What is expected
Check each line of the material below, and copy it if it holds the string "text".

* start Source records *

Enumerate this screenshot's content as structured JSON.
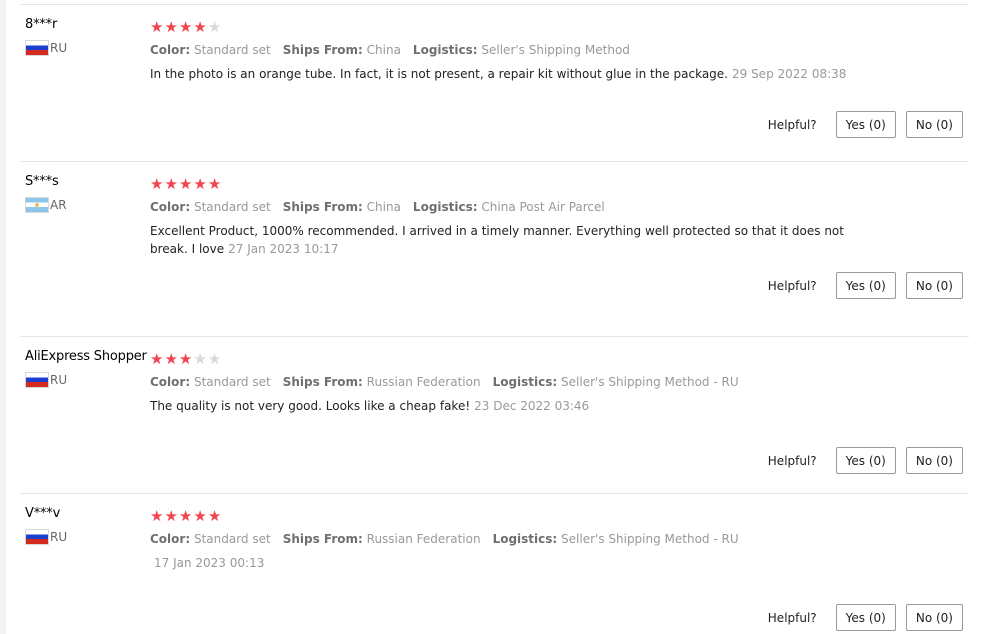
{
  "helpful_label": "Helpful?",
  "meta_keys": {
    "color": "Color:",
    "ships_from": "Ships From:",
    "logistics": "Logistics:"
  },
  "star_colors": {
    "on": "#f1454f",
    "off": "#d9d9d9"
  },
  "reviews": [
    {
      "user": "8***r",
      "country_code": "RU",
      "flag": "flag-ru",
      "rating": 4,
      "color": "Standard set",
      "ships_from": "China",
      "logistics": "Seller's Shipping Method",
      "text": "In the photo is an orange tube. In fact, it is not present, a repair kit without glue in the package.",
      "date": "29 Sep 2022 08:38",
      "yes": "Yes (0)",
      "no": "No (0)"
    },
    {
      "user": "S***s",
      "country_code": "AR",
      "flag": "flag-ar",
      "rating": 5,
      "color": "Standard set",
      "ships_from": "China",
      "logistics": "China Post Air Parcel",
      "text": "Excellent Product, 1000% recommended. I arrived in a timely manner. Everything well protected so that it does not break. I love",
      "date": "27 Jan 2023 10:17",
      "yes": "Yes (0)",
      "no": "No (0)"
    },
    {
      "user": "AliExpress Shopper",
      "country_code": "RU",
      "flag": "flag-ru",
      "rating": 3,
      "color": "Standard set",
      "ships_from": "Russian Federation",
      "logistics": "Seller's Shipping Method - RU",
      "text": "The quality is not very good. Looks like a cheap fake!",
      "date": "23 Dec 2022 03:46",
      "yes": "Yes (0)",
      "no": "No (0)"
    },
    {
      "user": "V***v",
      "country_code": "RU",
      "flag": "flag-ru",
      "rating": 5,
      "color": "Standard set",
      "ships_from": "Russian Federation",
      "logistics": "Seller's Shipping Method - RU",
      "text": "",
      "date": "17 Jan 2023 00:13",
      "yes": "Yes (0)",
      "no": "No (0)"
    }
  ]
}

* end Source records *

Answer for the task
      "text": "In the photo is an orange tube. In fact, it is not present, a repair kit without glue in the package.",
      "text": "Excellent Product, 1000% recommended. I arrived in a timely manner. Everything well protected so that it does not break. I love",
      "text": "The quality is not very good. Looks like a cheap fake!",
      "text": "",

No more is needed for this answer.